_Instructions to follow_:
Will you output all of the data below exactly, omitting the images?

_Dataset rows_:

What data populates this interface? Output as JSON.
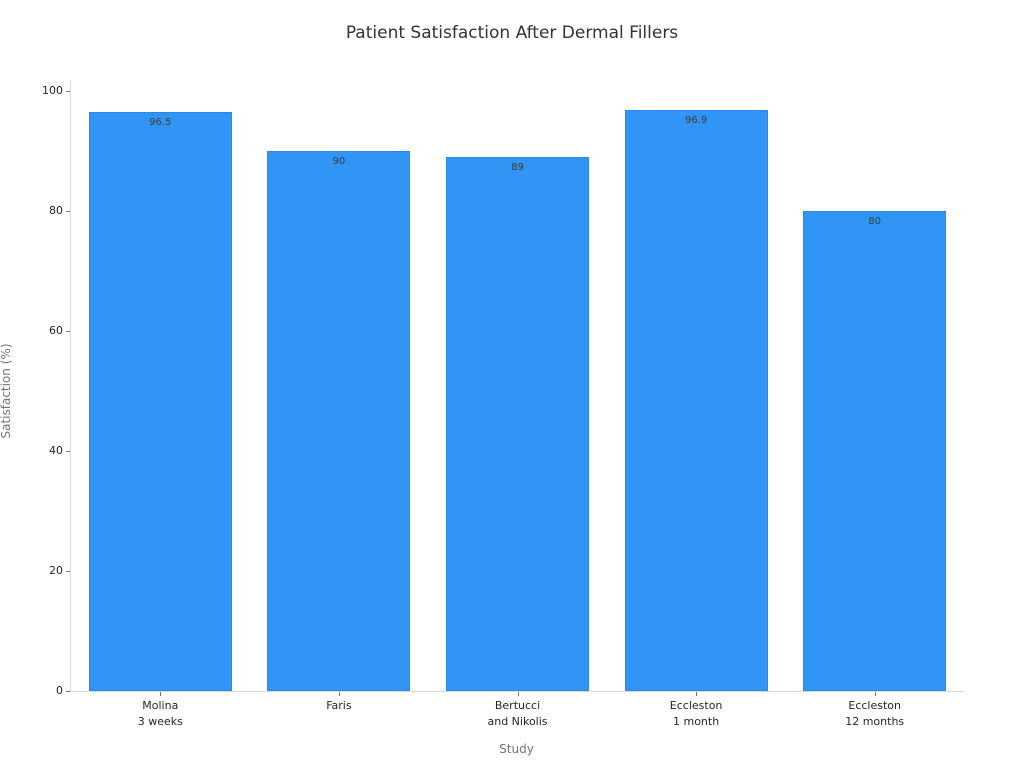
{
  "chart_data": {
    "type": "bar",
    "title": "Patient Satisfaction After Dermal Fillers",
    "xlabel": "Study",
    "ylabel": "Satisfaction (%)",
    "categories": [
      [
        "Molina",
        "3 weeks"
      ],
      [
        "Faris"
      ],
      [
        "Bertucci",
        "and Nikolis"
      ],
      [
        "Eccleston",
        "1 month"
      ],
      [
        "Eccleston",
        "12 months"
      ]
    ],
    "values": [
      96.5,
      90,
      89,
      96.9,
      80
    ],
    "bar_labels": [
      "96.5",
      "90",
      "89",
      "96.9",
      "80"
    ],
    "ylim": [
      0,
      100
    ],
    "yticks": [
      0,
      20,
      40,
      60,
      80,
      100
    ],
    "grid": false,
    "legend": "none",
    "colors": {
      "bar_fill": "#3095f5",
      "bar_edge": "#2b89e3",
      "bar_value_label": "#3a3a3a",
      "spine": "#d9d9d9",
      "tick_mark": "#707070",
      "tick_label": "#262626",
      "axis_label": "#757575",
      "title": "#333333"
    }
  }
}
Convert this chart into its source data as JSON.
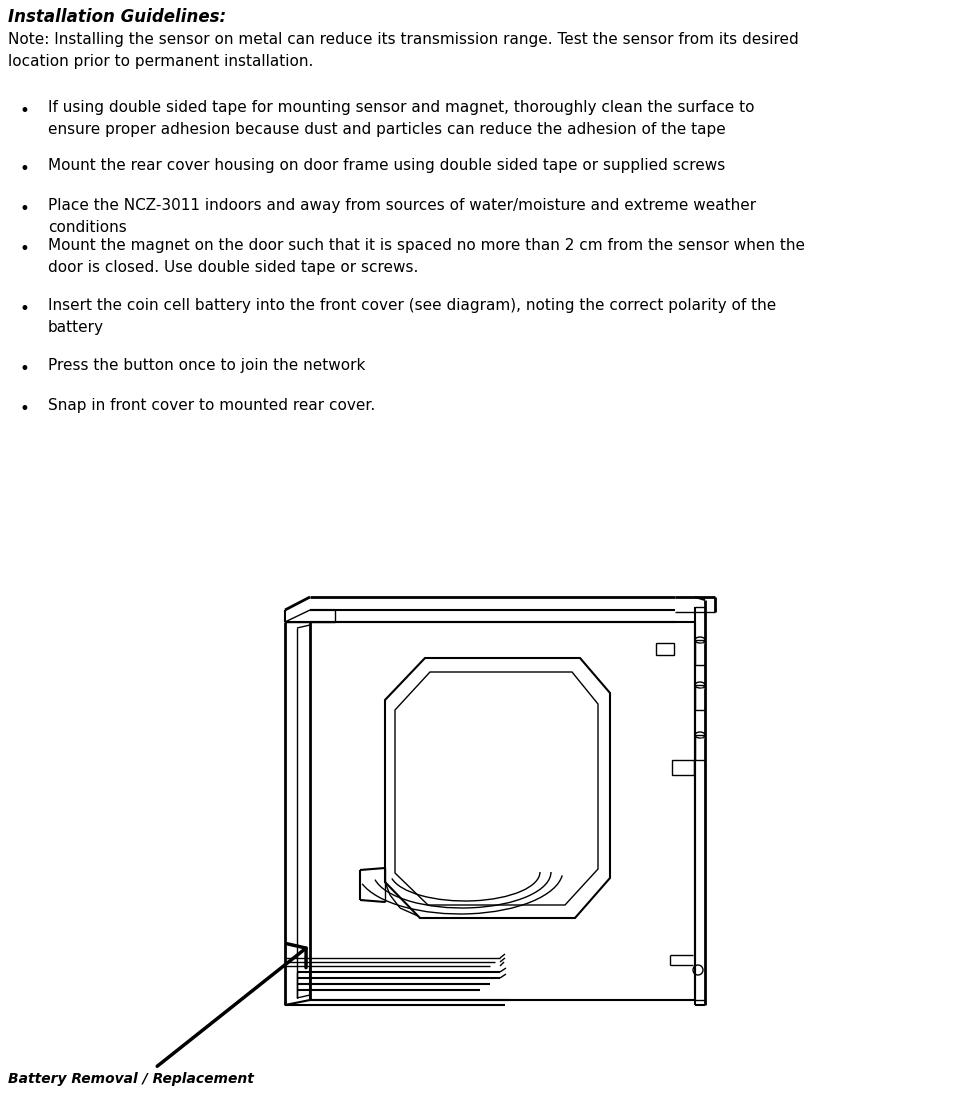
{
  "title": "Installation Guidelines:",
  "note_line1": "Note: Installing the sensor on metal can reduce its transmission range. Test the sensor from its desired",
  "note_line2": "location prior to permanent installation.",
  "bullets": [
    "If using double sided tape for mounting sensor and magnet, thoroughly clean the surface to\nensure proper adhesion because dust and particles can reduce the adhesion of the tape",
    "Mount the rear cover housing on door frame using double sided tape or supplied screws",
    "Place the NCZ-3011 indoors and away from sources of water/moisture and extreme weather\nconditions",
    "Mount the magnet on the door such that it is spaced no more than 2 cm from the sensor when the\ndoor is closed. Use double sided tape or screws.",
    "Insert the coin cell battery into the front cover (see diagram), noting the correct polarity of the\nbattery",
    "Press the button once to join the network",
    "Snap in front cover to mounted rear cover."
  ],
  "battery_label": "Battery Removal / Replacement",
  "background_color": "#ffffff",
  "text_color": "#000000"
}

_Right answer_:
What data populates this interface? Output as JSON.
{
  "chart_data": {
    "type": "bar",
    "title": "Patient Satisfaction After Dermal Fillers",
    "xlabel": "Study",
    "ylabel": "Satisfaction (%)",
    "categories": [
      [
        "Molina",
        "3 weeks"
      ],
      [
        "Faris"
      ],
      [
        "Bertucci",
        "and Nikolis"
      ],
      [
        "Eccleston",
        "1 month"
      ],
      [
        "Eccleston",
        "12 months"
      ]
    ],
    "values": [
      96.5,
      90,
      89,
      96.9,
      80
    ],
    "bar_labels": [
      "96.5",
      "90",
      "89",
      "96.9",
      "80"
    ],
    "ylim": [
      0,
      100
    ],
    "yticks": [
      0,
      20,
      40,
      60,
      80,
      100
    ],
    "grid": false,
    "legend": "none",
    "colors": {
      "bar_fill": "#3095f5",
      "bar_edge": "#2b89e3",
      "bar_value_label": "#3a3a3a",
      "spine": "#d9d9d9",
      "tick_mark": "#707070",
      "tick_label": "#262626",
      "axis_label": "#757575",
      "title": "#333333"
    }
  }
}
Convert this chart into its source data as JSON.
{
  "title": "Installation Guidelines:",
  "note_line1": "Note: Installing the sensor on metal can reduce its transmission range. Test the sensor from its desired",
  "note_line2": "location prior to permanent installation.",
  "bullets": [
    "If using double sided tape for mounting sensor and magnet, thoroughly clean the surface to\nensure proper adhesion because dust and particles can reduce the adhesion of the tape",
    "Mount the rear cover housing on door frame using double sided tape or supplied screws",
    "Place the NCZ-3011 indoors and away from sources of water/moisture and extreme weather\nconditions",
    "Mount the magnet on the door such that it is spaced no more than 2 cm from the sensor when the\ndoor is closed. Use double sided tape or screws.",
    "Insert the coin cell battery into the front cover (see diagram), noting the correct polarity of the\nbattery",
    "Press the button once to join the network",
    "Snap in front cover to mounted rear cover."
  ],
  "battery_label": "Battery Removal / Replacement",
  "background_color": "#ffffff",
  "text_color": "#000000"
}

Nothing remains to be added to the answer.